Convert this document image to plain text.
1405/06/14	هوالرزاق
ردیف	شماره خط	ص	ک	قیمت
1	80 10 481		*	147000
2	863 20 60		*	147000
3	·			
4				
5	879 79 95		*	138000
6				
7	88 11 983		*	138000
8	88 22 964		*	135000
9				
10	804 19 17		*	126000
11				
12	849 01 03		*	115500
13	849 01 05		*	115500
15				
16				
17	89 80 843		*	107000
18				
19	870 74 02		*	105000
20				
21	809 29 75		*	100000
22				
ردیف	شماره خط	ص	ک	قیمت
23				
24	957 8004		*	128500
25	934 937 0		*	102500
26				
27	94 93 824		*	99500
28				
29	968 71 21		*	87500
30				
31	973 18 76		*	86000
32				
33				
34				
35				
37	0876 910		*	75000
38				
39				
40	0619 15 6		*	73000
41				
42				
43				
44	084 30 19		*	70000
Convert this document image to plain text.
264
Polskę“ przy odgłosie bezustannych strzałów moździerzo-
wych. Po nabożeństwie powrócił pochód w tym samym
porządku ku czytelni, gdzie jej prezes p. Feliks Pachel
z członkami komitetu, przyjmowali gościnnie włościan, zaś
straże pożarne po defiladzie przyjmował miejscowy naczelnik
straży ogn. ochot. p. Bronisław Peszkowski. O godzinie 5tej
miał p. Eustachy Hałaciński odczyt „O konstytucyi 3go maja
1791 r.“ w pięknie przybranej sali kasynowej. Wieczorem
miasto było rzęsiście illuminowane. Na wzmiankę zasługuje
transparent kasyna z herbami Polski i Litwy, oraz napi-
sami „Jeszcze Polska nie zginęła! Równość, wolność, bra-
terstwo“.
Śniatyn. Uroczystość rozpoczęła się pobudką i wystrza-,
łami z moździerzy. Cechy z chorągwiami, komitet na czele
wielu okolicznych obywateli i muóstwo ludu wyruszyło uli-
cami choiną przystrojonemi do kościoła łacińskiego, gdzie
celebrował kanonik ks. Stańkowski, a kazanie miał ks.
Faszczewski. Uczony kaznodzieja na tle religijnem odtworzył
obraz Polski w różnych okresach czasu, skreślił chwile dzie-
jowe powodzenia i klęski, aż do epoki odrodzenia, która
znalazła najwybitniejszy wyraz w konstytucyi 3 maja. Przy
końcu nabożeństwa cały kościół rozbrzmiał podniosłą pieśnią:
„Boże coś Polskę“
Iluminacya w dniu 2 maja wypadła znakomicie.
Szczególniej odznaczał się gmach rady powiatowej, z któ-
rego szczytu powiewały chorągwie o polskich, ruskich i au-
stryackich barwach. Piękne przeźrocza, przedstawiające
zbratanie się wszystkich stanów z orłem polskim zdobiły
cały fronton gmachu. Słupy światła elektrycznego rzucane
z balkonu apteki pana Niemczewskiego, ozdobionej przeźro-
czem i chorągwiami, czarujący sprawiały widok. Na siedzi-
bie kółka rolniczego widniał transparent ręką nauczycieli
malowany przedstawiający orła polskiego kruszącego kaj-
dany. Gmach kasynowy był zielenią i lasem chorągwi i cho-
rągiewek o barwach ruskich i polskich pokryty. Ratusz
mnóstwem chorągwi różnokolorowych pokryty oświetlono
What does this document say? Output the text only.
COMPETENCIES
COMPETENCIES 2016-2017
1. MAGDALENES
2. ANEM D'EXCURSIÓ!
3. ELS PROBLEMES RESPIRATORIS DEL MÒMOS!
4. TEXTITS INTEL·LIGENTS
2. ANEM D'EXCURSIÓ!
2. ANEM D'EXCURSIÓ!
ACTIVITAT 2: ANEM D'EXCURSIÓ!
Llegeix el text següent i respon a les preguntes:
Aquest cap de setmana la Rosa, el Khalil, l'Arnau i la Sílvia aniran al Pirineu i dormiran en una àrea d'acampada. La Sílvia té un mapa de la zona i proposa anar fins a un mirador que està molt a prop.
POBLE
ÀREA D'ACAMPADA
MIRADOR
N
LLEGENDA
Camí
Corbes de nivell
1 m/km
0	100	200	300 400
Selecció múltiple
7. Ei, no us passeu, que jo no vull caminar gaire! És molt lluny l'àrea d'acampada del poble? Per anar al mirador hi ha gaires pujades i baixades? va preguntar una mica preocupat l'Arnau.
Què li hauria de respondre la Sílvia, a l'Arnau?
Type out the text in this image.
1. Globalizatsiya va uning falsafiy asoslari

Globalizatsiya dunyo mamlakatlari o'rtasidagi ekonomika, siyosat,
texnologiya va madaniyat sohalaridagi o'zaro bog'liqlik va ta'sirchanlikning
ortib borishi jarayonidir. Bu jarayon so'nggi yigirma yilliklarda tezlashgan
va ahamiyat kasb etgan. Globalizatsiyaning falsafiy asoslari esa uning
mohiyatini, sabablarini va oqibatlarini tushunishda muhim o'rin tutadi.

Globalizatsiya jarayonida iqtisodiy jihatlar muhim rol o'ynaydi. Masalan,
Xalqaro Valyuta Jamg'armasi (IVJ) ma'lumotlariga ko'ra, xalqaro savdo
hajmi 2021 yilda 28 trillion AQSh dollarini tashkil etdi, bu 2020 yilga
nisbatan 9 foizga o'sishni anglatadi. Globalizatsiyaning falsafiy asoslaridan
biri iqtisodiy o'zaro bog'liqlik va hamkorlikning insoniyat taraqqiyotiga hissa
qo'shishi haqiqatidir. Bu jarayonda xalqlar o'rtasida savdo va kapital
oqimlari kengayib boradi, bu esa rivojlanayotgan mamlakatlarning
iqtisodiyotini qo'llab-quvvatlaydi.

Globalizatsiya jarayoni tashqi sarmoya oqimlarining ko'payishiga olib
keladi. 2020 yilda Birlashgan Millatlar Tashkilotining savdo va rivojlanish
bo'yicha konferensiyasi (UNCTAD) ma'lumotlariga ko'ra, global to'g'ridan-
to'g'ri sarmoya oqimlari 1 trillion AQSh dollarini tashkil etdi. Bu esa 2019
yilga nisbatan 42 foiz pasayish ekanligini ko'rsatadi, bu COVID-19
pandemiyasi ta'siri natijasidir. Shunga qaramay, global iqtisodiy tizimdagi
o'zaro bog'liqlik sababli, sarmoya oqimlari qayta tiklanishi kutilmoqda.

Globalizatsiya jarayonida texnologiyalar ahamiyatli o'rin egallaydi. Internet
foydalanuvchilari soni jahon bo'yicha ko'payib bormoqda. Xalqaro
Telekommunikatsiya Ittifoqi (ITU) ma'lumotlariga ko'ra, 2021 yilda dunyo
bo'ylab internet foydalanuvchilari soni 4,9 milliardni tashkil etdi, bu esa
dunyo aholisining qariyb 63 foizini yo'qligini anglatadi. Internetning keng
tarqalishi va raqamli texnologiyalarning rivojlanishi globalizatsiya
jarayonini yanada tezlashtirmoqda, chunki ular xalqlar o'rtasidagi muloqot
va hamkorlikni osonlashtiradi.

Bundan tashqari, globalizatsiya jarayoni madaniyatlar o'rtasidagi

WHAT TO PRODUCE:
Every line in the data that holds "COMPETENCIES" should be copied out.

IN RESPONSE:
COMPETENCIES
COMPETENCIES 2016-2017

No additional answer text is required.